# [What the task requires]
Provide the data again in its entirety, exactly as given.

# [Excerpted data]
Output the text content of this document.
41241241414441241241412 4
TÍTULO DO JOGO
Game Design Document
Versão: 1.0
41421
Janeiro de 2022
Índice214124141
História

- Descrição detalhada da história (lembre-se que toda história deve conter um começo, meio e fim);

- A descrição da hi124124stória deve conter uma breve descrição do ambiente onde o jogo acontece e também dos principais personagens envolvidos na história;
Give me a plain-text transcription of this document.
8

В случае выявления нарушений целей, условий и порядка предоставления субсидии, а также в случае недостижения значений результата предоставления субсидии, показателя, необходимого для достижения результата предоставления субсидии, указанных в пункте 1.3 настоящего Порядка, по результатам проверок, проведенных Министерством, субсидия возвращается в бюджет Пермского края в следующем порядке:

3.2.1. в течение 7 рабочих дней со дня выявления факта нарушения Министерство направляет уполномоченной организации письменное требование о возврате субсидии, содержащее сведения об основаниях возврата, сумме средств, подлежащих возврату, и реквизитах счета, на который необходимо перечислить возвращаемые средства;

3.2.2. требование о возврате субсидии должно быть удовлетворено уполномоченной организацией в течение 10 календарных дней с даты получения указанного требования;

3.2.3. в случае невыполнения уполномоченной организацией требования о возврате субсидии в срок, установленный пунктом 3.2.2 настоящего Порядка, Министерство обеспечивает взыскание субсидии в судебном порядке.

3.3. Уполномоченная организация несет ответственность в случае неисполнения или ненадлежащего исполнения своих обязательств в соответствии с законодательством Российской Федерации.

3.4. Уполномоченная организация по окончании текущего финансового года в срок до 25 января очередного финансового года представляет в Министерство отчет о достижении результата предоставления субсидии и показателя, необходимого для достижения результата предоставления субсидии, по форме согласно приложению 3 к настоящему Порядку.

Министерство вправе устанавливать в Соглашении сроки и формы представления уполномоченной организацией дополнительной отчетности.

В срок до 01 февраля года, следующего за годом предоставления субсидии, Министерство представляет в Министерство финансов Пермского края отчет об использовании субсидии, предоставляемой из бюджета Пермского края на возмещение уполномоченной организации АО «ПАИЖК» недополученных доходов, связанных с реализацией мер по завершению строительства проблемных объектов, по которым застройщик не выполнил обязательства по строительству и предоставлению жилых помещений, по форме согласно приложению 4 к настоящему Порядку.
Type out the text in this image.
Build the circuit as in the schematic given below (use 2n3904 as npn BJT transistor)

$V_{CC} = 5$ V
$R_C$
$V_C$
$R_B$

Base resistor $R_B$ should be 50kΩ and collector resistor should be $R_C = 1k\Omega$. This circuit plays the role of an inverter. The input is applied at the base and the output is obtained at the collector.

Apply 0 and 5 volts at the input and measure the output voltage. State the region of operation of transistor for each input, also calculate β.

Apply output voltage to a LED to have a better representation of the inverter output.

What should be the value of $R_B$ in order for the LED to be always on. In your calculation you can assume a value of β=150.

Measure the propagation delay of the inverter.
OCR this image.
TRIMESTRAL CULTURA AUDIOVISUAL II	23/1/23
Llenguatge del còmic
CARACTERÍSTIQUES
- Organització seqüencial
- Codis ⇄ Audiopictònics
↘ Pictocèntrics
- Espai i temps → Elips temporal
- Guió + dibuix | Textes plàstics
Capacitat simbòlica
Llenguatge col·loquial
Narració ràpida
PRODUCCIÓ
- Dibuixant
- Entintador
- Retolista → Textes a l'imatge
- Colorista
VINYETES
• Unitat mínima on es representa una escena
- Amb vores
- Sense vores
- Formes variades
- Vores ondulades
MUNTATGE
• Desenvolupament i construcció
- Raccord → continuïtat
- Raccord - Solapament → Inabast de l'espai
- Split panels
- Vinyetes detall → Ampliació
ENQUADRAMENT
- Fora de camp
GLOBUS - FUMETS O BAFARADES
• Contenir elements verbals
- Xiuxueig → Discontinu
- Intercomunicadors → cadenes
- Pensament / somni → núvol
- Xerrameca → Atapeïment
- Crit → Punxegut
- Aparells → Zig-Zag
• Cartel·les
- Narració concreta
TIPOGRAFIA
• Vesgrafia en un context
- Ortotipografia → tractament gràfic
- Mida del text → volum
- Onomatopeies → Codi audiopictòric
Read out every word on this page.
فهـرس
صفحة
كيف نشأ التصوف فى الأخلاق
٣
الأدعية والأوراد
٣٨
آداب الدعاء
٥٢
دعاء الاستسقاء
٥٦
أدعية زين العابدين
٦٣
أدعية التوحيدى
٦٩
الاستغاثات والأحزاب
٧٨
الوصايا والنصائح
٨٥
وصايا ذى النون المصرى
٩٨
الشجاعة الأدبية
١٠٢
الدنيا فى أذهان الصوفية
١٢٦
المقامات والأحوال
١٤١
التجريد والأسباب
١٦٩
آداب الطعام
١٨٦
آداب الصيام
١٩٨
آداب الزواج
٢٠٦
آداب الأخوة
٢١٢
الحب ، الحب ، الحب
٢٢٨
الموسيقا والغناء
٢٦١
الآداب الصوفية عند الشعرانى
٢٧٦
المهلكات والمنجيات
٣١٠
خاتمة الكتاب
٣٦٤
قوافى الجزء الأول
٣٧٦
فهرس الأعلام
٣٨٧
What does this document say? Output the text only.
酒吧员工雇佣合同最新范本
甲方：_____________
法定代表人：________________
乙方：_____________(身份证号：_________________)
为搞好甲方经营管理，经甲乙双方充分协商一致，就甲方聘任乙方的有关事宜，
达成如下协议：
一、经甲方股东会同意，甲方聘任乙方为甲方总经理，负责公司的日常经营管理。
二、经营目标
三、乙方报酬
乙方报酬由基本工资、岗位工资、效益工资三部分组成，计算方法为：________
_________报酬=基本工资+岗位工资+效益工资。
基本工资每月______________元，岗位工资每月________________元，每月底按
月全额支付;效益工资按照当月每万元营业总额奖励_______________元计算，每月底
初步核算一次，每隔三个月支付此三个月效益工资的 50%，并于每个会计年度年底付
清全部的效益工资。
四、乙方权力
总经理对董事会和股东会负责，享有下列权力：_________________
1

# [Written response]
Output the text content of this document.
41241241414441241241412 4
TÍTULO DO JOGO
Game Design Document
Versão: 1.0
41421
Janeiro de 2022
Índice214124141
História

- Descrição detalhada da história (lembre-se que toda história deve conter um começo, meio e fim);

- A descrição da hi124124stória deve conter uma breve descrição do ambiente onde o jogo acontece e também dos principais personagens envolvidos na história;
Give me a plain-text transcription of this document.
8

В случае выявления нарушений целей, условий и порядка предоставления субсидии, а также в случае недостижения значений результата предоставления субсидии, показателя, необходимого для достижения результата предоставления субсидии, указанных в пункте 1.3 настоящего Порядка, по результатам проверок, проведенных Министерством, субсидия возвращается в бюджет Пермского края в следующем порядке:

3.2.1. в течение 7 рабочих дней со дня выявления факта нарушения Министерство направляет уполномоченной организации письменное требование о возврате субсидии, содержащее сведения об основаниях возврата, сумме средств, подлежащих возврату, и реквизитах счета, на который необходимо перечислить возвращаемые средства;

3.2.2. требование о возврате субсидии должно быть удовлетворено уполномоченной организацией в течение 10 календарных дней с даты получения указанного требования;

3.2.3. в случае невыполнения уполномоченной организацией требования о возврате субсидии в срок, установленный пунктом 3.2.2 настоящего Порядка, Министерство обеспечивает взыскание субсидии в судебном порядке.

3.3. Уполномоченная организация несет ответственность в случае неисполнения или ненадлежащего исполнения своих обязательств в соответствии с законодательством Российской Федерации.

3.4. Уполномоченная организация по окончании текущего финансового года в срок до 25 января очередного финансового года представляет в Министерство отчет о достижении результата предоставления субсидии и показателя, необходимого для достижения результата предоставления субсидии, по форме согласно приложению 3 к настоящему Порядку.

Министерство вправе устанавливать в Соглашении сроки и формы представления уполномоченной организацией дополнительной отчетности.

В срок до 01 февраля года, следующего за годом предоставления субсидии, Министерство представляет в Министерство финансов Пермского края отчет об использовании субсидии, предоставляемой из бюджета Пермского края на возмещение уполномоченной организации АО «ПАИЖК» недополученных доходов, связанных с реализацией мер по завершению строительства проблемных объектов, по которым застройщик не выполнил обязательства по строительству и предоставлению жилых помещений, по форме согласно приложению 4 к настоящему Порядку.
Type out the text in this image.
Build the circuit as in the schematic given below (use 2n3904 as npn BJT transistor)

$V_{CC} = 5$ V
$R_C$
$V_C$
$R_B$

Base resistor $R_B$ should be 50kΩ and collector resistor should be $R_C = 1k\Omega$. This circuit plays the role of an inverter. The input is applied at the base and the output is obtained at the collector.

Apply 0 and 5 volts at the input and measure the output voltage. State the region of operation of transistor for each input, also calculate β.

Apply output voltage to a LED to have a better representation of the inverter output.

What should be the value of $R_B$ in order for the LED to be always on. In your calculation you can assume a value of β=150.

Measure the propagation delay of the inverter.
OCR this image.
TRIMESTRAL CULTURA AUDIOVISUAL II	23/1/23
Llenguatge del còmic
CARACTERÍSTIQUES
- Organització seqüencial
- Codis ⇄ Audiopictònics
↘ Pictocèntrics
- Espai i temps → Elips temporal
- Guió + dibuix | Textes plàstics
Capacitat simbòlica
Llenguatge col·loquial
Narració ràpida
PRODUCCIÓ
- Dibuixant
- Entintador
- Retolista → Textes a l'imatge
- Colorista
VINYETES
• Unitat mínima on es representa una escena
- Amb vores
- Sense vores
- Formes variades
- Vores ondulades
MUNTATGE
• Desenvolupament i construcció
- Raccord → continuïtat
- Raccord - Solapament → Inabast de l'espai
- Split panels
- Vinyetes detall → Ampliació
ENQUADRAMENT
- Fora de camp
GLOBUS - FUMETS O BAFARADES
• Contenir elements verbals
- Xiuxueig → Discontinu
- Intercomunicadors → cadenes
- Pensament / somni → núvol
- Xerrameca → Atapeïment
- Crit → Punxegut
- Aparells → Zig-Zag
• Cartel·les
- Narració concreta
TIPOGRAFIA
• Vesgrafia en un context
- Ortotipografia → tractament gràfic
- Mida del text → volum
- Onomatopeies → Codi audiopictòric
Read out every word on this page.
فهـرس
صفحة
كيف نشأ التصوف فى الأخلاق
٣
الأدعية والأوراد
٣٨
آداب الدعاء
٥٢
دعاء الاستسقاء
٥٦
أدعية زين العابدين
٦٣
أدعية التوحيدى
٦٩
الاستغاثات والأحزاب
٧٨
الوصايا والنصائح
٨٥
وصايا ذى النون المصرى
٩٨
الشجاعة الأدبية
١٠٢
الدنيا فى أذهان الصوفية
١٢٦
المقامات والأحوال
١٤١
التجريد والأسباب
١٦٩
آداب الطعام
١٨٦
آداب الصيام
١٩٨
آداب الزواج
٢٠٦
آداب الأخوة
٢١٢
الحب ، الحب ، الحب
٢٢٨
الموسيقا والغناء
٢٦١
الآداب الصوفية عند الشعرانى
٢٧٦
المهلكات والمنجيات
٣١٠
خاتمة الكتاب
٣٦٤
قوافى الجزء الأول
٣٧٦
فهرس الأعلام
٣٨٧
What does this document say? Output the text only.
酒吧员工雇佣合同最新范本
甲方：_____________
法定代表人：________________
乙方：_____________(身份证号：_________________)
为搞好甲方经营管理，经甲乙双方充分协商一致，就甲方聘任乙方的有关事宜，
达成如下协议：
一、经甲方股东会同意，甲方聘任乙方为甲方总经理，负责公司的日常经营管理。
二、经营目标
三、乙方报酬
乙方报酬由基本工资、岗位工资、效益工资三部分组成，计算方法为：________
_________报酬=基本工资+岗位工资+效益工资。
基本工资每月______________元，岗位工资每月________________元，每月底按
月全额支付;效益工资按照当月每万元营业总额奖励_______________元计算，每月底
初步核算一次，每隔三个月支付此三个月效益工资的 50%，并于每个会计年度年底付
清全部的效益工资。
四、乙方权力
总经理对董事会和股东会负责，享有下列权力：_________________
1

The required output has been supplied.